Data section:
---*---
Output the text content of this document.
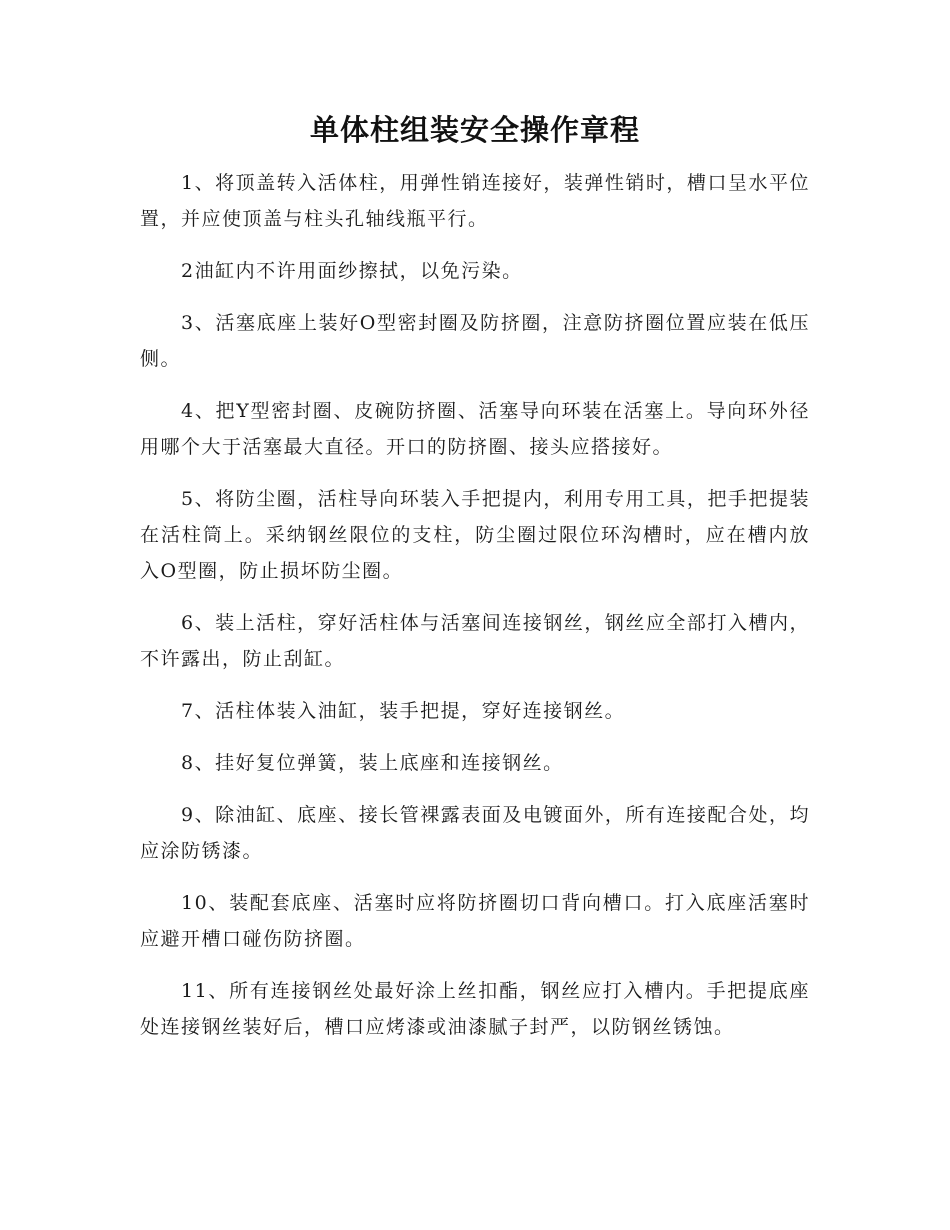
单体柱组装安全操作章程

1、将顶盖转入活体柱，用弹性销连接好，装弹性销时，槽口呈水平位置，并应使顶盖与柱头孔轴线瓶平行。

2油缸内不许用面纱擦拭，以免污染。

3、活塞底座上装好O型密封圈及防挤圈，注意防挤圈位置应装在低压侧。

4、把Y型密封圈、皮碗防挤圈、活塞导向环装在活塞上。导向环外径用哪个大于活塞最大直径。开口的防挤圈、接头应搭接好。

5、将防尘圈，活柱导向环装入手把提内，利用专用工具，把手把提装在活柱筒上。采纳钢丝限位的支柱，防尘圈过限位环沟槽时，应在槽内放入O型圈，防止损坏防尘圈。

6、装上活柱，穿好活柱体与活塞间连接钢丝，钢丝应全部打入槽内，不许露出，防止刮缸。

7、活柱体装入油缸，装手把提，穿好连接钢丝。

8、挂好复位弹簧，装上底座和连接钢丝。

9、除油缸、底座、接长管裸露表面及电镀面外，所有连接配合处，均应涂防锈漆。

10、装配套底座、活塞时应将防挤圈切口背向槽口。打入底座活塞时应避开槽口碰伤防挤圈。

11、所有连接钢丝处最好涂上丝扣酯，钢丝应打入槽内。手把提底座处连接钢丝装好后，槽口应烤漆或油漆腻子封严，以防钢丝锈蚀。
---*---
What to do: Return the listing above unchanged, apart from dropping its pictures.

Correct output:
Output the text content of this document.
单体柱组装安全操作章程

1、将顶盖转入活体柱，用弹性销连接好，装弹性销时，槽口呈水平位置，并应使顶盖与柱头孔轴线瓶平行。

2油缸内不许用面纱擦拭，以免污染。

3、活塞底座上装好O型密封圈及防挤圈，注意防挤圈位置应装在低压侧。

4、把Y型密封圈、皮碗防挤圈、活塞导向环装在活塞上。导向环外径用哪个大于活塞最大直径。开口的防挤圈、接头应搭接好。

5、将防尘圈，活柱导向环装入手把提内，利用专用工具，把手把提装在活柱筒上。采纳钢丝限位的支柱，防尘圈过限位环沟槽时，应在槽内放入O型圈，防止损坏防尘圈。

6、装上活柱，穿好活柱体与活塞间连接钢丝，钢丝应全部打入槽内，不许露出，防止刮缸。

7、活柱体装入油缸，装手把提，穿好连接钢丝。

8、挂好复位弹簧，装上底座和连接钢丝。

9、除油缸、底座、接长管裸露表面及电镀面外，所有连接配合处，均应涂防锈漆。

10、装配套底座、活塞时应将防挤圈切口背向槽口。打入底座活塞时应避开槽口碰伤防挤圈。

11、所有连接钢丝处最好涂上丝扣酯，钢丝应打入槽内。手把提底座处连接钢丝装好后，槽口应烤漆或油漆腻子封严，以防钢丝锈蚀。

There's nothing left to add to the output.